> **WHAT IS REQUIRED**
Recast the data below as a Markdown table with the columns Row and Line, numbering each non-blank line in order and omitting blank lines.

Entries from a dataset:
"""

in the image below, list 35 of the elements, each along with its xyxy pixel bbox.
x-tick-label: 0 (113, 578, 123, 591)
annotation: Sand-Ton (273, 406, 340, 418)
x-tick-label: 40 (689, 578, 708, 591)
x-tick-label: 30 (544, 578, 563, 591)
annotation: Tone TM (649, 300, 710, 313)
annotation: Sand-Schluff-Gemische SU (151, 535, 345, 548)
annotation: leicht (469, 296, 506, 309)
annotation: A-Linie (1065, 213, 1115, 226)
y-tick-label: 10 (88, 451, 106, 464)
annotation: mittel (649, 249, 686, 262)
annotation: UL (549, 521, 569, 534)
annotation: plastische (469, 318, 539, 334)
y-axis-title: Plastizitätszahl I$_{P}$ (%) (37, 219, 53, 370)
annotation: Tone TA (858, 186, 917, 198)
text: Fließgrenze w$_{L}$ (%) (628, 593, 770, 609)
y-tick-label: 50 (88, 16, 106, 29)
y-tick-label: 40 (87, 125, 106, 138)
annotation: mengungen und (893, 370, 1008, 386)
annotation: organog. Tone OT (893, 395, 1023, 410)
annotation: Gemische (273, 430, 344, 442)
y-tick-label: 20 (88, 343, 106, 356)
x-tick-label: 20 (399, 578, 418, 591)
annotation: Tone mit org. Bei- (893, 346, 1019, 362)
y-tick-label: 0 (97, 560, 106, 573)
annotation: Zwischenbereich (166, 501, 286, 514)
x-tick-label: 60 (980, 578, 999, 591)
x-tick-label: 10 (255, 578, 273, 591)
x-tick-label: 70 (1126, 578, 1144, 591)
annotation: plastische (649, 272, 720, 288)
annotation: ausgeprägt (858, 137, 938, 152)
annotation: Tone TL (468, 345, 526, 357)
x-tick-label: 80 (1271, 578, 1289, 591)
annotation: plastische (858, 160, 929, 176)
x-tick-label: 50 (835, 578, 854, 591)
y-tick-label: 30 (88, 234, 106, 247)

"""

> **EXPECTED OUTPUT**
| Row | Line |
|---|---|
| 1 | in the image below, list 35 of the elements, each along with its xyxy pixel bbox. |
| 2 | x-tick-label: 0 (113, 578, 123, 591) |
| 3 | annotation: Sand-Ton (273, 406, 340, 418) |
| 4 | x-tick-label: 40 (689, 578, 708, 591) |
| 5 | x-tick-label: 30 (544, 578, 563, 591) |
| 6 | annotation: Tone TM (649, 300, 710, 313) |
| 7 | annotation: Sand-Schluff-Gemische SU (151, 535, 345, 548) |
| 8 | annotation: leicht (469, 296, 506, 309) |
| 9 | annotation: A-Linie (1065, 213, 1115, 226) |
| 10 | y-tick-label: 10 (88, 451, 106, 464) |
| 11 | annotation: mittel (649, 249, 686, 262) |
| 12 | annotation: UL (549, 521, 569, 534) |
| 13 | annotation: plastische (469, 318, 539, 334) |
| 14 | y-axis-title: Plastizitätszahl I$_{P}$ (%) (37, 219, 53, 370) |
| 15 | annotation: Tone TA (858, 186, 917, 198) |
| 16 | text: Fließgrenze w$_{L}$ (%) (628, 593, 770, 609) |
| 17 | y-tick-label: 50 (88, 16, 106, 29) |
| 18 | y-tick-label: 40 (87, 125, 106, 138) |
| 19 | annotation: mengungen und (893, 370, 1008, 386) |
| 20 | annotation: organog. Tone OT (893, 395, 1023, 410) |
| 21 | annotation: Gemische (273, 430, 344, 442) |
| 22 | y-tick-label: 20 (88, 343, 106, 356) |
| 23 | x-tick-label: 20 (399, 578, 418, 591) |
| 24 | annotation: Tone mit org. Bei- (893, 346, 1019, 362) |
| 25 | y-tick-label: 0 (97, 560, 106, 573) |
| 26 | annotation: Zwischenbereich (166, 501, 286, 514) |
| 27 | x-tick-label: 60 (980, 578, 999, 591) |
| 28 | x-tick-label: 10 (255, 578, 273, 591) |
| 29 | x-tick-label: 70 (1126, 578, 1144, 591) |
| 30 | annotation: plastische (649, 272, 720, 288) |
| 31 | annotation: ausgeprägt (858, 137, 938, 152) |
| 32 | annotation: Tone TL (468, 345, 526, 357) |
| 33 | x-tick-label: 80 (1271, 578, 1289, 591) |
| 34 | annotation: plastische (858, 160, 929, 176) |
| 35 | x-tick-label: 50 (835, 578, 854, 591) |
| 36 | y-tick-label: 30 (88, 234, 106, 247) |